:: Provided records ::

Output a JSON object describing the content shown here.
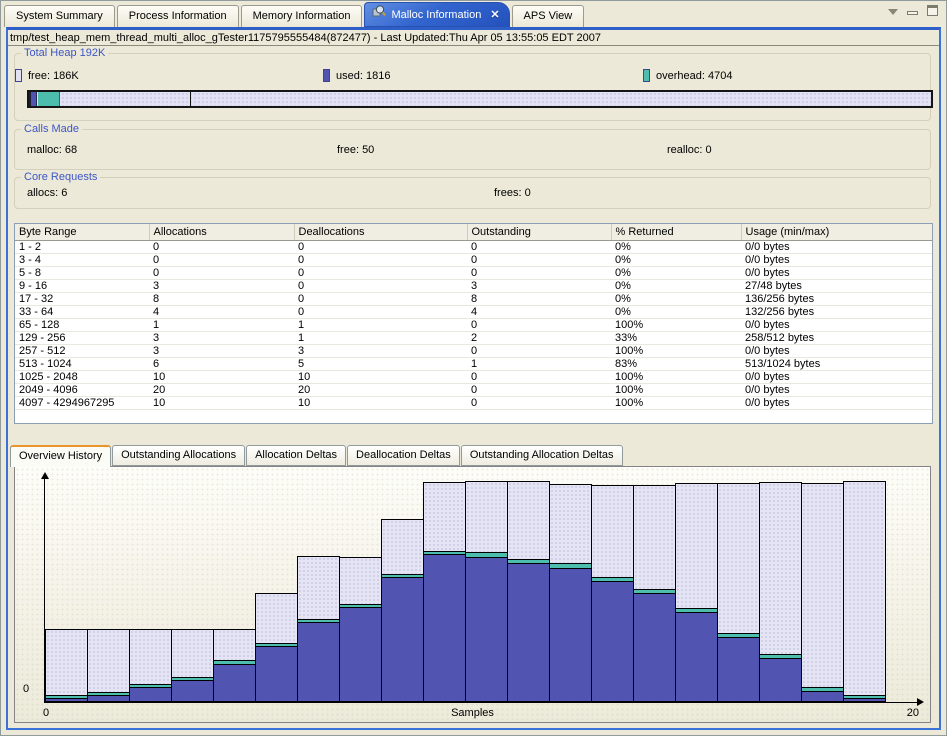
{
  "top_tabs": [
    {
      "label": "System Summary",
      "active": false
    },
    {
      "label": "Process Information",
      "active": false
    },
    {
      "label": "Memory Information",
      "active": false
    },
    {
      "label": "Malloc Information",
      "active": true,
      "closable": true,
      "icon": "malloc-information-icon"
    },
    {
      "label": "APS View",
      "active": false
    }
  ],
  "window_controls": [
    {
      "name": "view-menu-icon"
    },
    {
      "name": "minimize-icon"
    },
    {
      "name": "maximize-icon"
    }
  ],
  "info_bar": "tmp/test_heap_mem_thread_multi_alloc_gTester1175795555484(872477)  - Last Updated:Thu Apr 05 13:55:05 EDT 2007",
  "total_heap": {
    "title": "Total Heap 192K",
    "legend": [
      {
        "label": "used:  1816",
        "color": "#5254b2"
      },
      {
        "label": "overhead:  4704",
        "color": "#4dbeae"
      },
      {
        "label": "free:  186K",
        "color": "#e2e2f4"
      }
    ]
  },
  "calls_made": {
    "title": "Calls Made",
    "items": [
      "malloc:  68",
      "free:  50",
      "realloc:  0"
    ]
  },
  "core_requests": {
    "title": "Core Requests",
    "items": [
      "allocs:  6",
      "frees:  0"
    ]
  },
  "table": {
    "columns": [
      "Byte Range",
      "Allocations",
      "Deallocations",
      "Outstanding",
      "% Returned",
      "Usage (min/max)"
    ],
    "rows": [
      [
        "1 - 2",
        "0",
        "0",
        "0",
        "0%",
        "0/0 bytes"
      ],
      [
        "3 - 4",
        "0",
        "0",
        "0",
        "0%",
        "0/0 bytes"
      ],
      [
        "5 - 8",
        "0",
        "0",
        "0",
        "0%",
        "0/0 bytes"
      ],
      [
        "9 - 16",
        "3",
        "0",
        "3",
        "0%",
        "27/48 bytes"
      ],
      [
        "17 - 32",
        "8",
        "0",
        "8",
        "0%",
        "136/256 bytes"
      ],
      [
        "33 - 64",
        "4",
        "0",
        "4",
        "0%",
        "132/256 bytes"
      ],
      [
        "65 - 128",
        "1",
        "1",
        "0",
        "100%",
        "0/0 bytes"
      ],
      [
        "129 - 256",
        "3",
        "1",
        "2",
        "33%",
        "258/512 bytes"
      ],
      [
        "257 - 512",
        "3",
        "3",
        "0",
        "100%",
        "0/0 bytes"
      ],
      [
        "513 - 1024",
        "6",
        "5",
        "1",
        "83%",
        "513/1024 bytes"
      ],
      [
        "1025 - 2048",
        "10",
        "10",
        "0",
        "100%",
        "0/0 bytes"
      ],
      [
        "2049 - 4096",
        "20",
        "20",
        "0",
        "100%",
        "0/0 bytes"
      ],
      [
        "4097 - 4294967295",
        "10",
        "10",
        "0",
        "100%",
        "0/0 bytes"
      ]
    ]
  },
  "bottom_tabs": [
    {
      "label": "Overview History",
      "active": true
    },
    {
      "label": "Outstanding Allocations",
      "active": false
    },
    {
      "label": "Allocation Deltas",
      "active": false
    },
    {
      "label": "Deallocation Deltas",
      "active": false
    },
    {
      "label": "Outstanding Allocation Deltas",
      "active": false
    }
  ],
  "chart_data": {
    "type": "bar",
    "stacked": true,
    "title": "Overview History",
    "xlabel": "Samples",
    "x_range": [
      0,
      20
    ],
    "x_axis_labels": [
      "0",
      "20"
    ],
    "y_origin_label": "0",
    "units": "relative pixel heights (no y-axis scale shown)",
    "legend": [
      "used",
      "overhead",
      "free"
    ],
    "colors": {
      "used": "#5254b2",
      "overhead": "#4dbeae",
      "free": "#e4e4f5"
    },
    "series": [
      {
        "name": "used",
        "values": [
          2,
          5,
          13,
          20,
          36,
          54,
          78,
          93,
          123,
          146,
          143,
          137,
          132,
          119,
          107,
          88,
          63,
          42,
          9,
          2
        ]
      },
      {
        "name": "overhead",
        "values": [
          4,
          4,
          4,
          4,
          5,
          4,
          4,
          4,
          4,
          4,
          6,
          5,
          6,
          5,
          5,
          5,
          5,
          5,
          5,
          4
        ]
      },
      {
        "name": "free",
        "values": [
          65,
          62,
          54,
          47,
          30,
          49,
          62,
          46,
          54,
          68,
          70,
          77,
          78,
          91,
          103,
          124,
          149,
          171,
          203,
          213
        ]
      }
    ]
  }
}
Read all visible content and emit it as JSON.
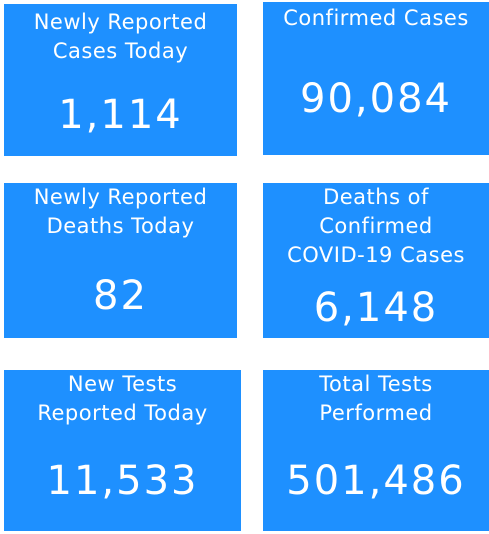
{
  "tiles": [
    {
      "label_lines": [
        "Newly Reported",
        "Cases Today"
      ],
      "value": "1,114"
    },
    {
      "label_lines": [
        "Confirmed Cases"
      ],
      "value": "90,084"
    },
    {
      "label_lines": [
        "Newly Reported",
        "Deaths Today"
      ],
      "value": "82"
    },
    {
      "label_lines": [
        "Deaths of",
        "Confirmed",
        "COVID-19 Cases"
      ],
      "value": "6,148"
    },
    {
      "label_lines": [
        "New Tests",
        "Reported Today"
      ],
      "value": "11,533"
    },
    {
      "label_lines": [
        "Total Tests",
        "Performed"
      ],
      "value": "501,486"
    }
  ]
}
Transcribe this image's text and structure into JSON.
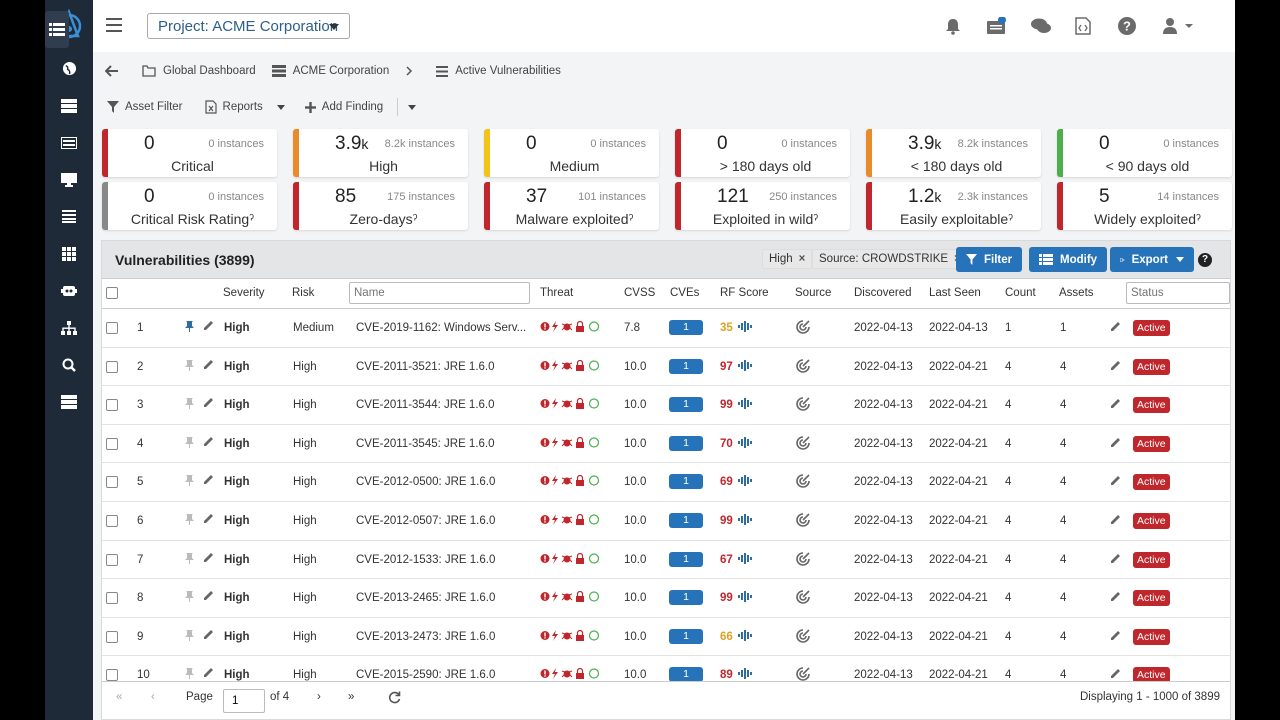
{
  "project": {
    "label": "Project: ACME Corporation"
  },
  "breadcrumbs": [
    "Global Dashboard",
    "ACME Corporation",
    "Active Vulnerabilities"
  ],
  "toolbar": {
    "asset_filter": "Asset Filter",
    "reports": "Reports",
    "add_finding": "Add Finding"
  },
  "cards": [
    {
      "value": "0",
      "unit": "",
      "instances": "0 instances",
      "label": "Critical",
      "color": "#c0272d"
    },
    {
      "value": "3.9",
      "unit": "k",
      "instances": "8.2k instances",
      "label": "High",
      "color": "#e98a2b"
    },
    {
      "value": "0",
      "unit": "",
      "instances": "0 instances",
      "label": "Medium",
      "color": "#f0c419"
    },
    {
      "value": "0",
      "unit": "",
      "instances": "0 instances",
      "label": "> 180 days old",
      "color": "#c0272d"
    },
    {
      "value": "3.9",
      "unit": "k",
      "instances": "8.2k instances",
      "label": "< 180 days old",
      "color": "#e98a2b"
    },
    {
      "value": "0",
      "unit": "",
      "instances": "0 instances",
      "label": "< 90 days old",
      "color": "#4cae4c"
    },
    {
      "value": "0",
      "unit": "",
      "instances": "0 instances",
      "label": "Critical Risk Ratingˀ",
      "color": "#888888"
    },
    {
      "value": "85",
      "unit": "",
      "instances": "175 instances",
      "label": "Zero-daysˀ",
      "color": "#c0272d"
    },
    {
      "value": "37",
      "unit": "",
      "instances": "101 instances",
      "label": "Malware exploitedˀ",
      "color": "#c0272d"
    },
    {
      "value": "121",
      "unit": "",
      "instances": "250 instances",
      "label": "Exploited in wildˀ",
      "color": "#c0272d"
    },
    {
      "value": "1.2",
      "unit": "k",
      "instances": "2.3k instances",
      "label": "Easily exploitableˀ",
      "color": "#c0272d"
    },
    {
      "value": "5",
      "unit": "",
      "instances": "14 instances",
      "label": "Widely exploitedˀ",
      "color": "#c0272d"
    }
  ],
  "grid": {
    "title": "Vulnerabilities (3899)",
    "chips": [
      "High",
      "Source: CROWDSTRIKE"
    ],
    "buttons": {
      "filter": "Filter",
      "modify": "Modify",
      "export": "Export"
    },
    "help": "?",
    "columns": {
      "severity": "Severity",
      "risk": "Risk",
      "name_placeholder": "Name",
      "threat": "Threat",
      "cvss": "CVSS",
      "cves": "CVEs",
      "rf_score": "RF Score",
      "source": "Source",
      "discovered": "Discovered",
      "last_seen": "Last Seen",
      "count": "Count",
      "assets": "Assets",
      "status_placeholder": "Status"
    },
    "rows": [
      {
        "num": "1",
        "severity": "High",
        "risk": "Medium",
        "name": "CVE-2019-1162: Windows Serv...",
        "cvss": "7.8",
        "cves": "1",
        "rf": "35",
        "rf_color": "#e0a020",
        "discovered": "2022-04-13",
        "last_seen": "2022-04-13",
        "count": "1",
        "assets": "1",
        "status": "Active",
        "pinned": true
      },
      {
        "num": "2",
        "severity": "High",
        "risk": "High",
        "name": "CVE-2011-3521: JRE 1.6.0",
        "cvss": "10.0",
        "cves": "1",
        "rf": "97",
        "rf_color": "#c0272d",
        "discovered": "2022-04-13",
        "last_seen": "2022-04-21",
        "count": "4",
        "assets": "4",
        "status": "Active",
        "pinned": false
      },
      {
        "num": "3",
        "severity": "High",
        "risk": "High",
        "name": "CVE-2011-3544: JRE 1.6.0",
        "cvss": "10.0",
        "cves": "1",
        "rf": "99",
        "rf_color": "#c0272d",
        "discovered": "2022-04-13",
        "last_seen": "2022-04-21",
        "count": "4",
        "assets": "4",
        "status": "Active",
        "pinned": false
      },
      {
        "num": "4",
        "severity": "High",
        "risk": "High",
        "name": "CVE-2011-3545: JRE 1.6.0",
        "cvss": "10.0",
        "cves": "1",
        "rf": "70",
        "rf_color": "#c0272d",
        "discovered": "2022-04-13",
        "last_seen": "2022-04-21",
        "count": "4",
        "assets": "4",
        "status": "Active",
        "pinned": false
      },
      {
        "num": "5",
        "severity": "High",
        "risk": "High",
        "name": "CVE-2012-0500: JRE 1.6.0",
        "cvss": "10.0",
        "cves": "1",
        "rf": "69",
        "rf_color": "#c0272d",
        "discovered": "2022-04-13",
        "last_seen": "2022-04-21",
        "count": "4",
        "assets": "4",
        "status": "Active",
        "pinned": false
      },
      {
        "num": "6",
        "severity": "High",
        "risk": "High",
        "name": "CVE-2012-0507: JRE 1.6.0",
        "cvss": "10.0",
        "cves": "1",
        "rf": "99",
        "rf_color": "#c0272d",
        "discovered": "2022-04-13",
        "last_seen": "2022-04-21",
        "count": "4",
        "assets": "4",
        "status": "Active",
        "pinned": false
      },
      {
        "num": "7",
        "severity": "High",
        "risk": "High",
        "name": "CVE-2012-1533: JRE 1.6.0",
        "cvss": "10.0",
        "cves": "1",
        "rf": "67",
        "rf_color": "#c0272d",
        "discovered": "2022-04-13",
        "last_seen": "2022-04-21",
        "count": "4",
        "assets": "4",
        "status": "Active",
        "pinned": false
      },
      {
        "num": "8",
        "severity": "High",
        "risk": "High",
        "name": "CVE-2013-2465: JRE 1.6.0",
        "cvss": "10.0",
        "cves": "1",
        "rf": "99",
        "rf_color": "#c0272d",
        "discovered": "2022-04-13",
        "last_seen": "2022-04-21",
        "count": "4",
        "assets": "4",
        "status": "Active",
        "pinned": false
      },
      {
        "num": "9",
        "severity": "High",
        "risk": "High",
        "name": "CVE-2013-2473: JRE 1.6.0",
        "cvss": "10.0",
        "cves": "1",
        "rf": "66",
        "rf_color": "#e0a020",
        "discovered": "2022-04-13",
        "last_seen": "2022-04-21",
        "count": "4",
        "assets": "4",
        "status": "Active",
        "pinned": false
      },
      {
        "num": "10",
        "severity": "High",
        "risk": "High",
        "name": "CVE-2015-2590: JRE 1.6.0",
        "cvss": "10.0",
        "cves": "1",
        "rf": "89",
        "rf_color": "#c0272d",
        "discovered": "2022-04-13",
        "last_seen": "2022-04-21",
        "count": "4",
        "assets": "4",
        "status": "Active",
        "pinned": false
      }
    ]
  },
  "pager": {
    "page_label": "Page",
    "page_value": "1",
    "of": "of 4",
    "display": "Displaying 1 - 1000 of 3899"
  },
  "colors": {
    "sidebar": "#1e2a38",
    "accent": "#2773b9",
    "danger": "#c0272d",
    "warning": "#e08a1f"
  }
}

:: Given task ::
Show every line from the listing above in which the string "Overview" appears.

:: Solution to this problem ::
      "label": "Overview History",
    "title": "Overview History",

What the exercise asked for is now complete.